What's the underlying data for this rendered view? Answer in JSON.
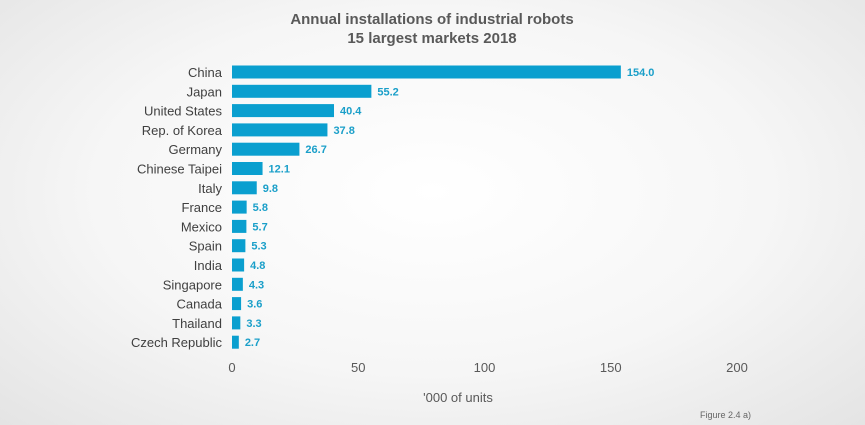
{
  "chart_data": {
    "type": "bar",
    "orientation": "horizontal",
    "title": "Annual installations of industrial robots",
    "subtitle": "15 largest markets 2018",
    "categories": [
      "China",
      "Japan",
      "United States",
      "Rep. of Korea",
      "Germany",
      "Chinese Taipei",
      "Italy",
      "France",
      "Mexico",
      "Spain",
      "India",
      "Singapore",
      "Canada",
      "Thailand",
      "Czech Republic"
    ],
    "values": [
      154.0,
      55.2,
      40.4,
      37.8,
      26.7,
      12.1,
      9.8,
      5.8,
      5.7,
      5.3,
      4.8,
      4.3,
      3.6,
      3.3,
      2.7
    ],
    "value_labels": [
      "154.0",
      "55.2",
      "40.4",
      "37.8",
      "26.7",
      "12.1",
      "9.8",
      "5.8",
      "5.7",
      "5.3",
      "4.8",
      "4.3",
      "3.6",
      "3.3",
      "2.7"
    ],
    "xlabel": "'000 of units",
    "xlim": [
      0,
      200
    ],
    "xticks": [
      "0",
      "50",
      "100",
      "150",
      "200"
    ],
    "grid": false,
    "bar_color": "#0a9fcf",
    "label_color": "#1a9fc9",
    "china_label_color": "#ffffff"
  },
  "figure_label": "Figure 2.4 a)"
}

———

** Task **
Reproduce every line exactly and omit all pictures.

** Reply **
What's the underlying data for this rendered view? Answer in JSON.
{
  "chart_data": {
    "type": "bar",
    "orientation": "horizontal",
    "title": "Annual installations of industrial robots",
    "subtitle": "15 largest markets 2018",
    "categories": [
      "China",
      "Japan",
      "United States",
      "Rep. of Korea",
      "Germany",
      "Chinese Taipei",
      "Italy",
      "France",
      "Mexico",
      "Spain",
      "India",
      "Singapore",
      "Canada",
      "Thailand",
      "Czech Republic"
    ],
    "values": [
      154.0,
      55.2,
      40.4,
      37.8,
      26.7,
      12.1,
      9.8,
      5.8,
      5.7,
      5.3,
      4.8,
      4.3,
      3.6,
      3.3,
      2.7
    ],
    "value_labels": [
      "154.0",
      "55.2",
      "40.4",
      "37.8",
      "26.7",
      "12.1",
      "9.8",
      "5.8",
      "5.7",
      "5.3",
      "4.8",
      "4.3",
      "3.6",
      "3.3",
      "2.7"
    ],
    "xlabel": "'000 of units",
    "xlim": [
      0,
      200
    ],
    "xticks": [
      "0",
      "50",
      "100",
      "150",
      "200"
    ],
    "grid": false,
    "bar_color": "#0a9fcf",
    "label_color": "#1a9fc9",
    "china_label_color": "#ffffff"
  },
  "figure_label": "Figure 2.4 a)"
}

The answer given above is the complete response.